— GOAL OF THE EXERCISE —
Across the entries below, count the lines in which the word "text" occurs. Reply with the count alone.

(Collection entries)
[BEGIN]

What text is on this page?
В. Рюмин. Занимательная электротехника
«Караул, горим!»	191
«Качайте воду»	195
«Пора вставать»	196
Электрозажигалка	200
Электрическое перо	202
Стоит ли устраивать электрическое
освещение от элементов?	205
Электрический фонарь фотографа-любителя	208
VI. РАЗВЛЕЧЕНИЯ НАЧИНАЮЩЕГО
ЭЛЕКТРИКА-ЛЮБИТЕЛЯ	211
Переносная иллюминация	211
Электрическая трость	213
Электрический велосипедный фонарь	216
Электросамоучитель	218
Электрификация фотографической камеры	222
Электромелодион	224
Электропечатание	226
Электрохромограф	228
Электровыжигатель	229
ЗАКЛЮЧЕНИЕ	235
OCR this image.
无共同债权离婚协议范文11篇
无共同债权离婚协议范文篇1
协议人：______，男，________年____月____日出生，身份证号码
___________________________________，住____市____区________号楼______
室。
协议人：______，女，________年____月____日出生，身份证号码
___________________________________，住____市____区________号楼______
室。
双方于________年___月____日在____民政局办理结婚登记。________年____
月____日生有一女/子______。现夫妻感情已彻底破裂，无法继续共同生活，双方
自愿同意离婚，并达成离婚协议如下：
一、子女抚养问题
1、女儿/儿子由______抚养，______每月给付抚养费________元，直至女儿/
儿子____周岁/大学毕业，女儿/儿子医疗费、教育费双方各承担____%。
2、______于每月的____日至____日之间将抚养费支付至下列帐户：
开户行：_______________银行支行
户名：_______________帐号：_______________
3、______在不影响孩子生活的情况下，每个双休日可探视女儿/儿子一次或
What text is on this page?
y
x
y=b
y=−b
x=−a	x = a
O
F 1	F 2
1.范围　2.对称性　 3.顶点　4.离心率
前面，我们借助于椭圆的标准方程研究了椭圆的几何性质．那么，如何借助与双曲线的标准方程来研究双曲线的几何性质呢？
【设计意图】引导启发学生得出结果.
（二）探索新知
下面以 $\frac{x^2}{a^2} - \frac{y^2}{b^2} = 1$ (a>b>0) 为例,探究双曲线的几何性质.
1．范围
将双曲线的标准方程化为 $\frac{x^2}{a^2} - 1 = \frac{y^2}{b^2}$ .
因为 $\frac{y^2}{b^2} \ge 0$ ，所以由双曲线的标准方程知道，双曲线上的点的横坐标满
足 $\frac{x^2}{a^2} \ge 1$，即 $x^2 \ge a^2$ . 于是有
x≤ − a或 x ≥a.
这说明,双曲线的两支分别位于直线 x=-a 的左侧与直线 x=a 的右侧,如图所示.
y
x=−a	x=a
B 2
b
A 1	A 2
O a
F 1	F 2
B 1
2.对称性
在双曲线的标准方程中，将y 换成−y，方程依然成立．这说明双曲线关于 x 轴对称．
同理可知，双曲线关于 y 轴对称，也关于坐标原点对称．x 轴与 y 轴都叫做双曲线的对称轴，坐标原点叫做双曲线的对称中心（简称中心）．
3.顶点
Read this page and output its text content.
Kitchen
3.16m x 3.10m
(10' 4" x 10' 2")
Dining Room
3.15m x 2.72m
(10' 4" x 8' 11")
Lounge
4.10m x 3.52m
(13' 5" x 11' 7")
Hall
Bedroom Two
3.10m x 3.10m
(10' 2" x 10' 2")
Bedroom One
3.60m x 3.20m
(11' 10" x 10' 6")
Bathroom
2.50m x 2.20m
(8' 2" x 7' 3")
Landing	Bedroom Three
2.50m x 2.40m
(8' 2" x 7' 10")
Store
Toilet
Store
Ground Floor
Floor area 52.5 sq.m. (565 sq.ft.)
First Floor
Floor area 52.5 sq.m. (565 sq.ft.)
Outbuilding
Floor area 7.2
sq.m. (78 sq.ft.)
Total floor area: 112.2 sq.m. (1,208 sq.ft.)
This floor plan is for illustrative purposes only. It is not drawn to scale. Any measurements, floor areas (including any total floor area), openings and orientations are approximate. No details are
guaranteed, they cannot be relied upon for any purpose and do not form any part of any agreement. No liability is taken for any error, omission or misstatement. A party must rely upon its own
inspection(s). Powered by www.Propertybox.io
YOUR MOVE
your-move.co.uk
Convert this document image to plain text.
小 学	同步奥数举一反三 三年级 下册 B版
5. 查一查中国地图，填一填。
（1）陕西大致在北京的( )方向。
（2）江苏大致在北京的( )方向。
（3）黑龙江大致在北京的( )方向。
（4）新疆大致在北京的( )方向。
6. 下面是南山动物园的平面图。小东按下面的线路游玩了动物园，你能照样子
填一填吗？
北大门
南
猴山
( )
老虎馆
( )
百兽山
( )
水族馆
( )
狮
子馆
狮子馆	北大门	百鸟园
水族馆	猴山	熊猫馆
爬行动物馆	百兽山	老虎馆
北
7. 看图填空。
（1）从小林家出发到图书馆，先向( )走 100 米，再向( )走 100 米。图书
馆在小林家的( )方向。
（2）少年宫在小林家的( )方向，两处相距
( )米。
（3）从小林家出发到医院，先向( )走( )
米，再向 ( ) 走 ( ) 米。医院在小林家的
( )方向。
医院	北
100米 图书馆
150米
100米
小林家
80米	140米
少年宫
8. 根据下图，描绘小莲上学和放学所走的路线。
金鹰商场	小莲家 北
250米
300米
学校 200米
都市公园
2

[END]

— OUTPUT OF THE TASK —
4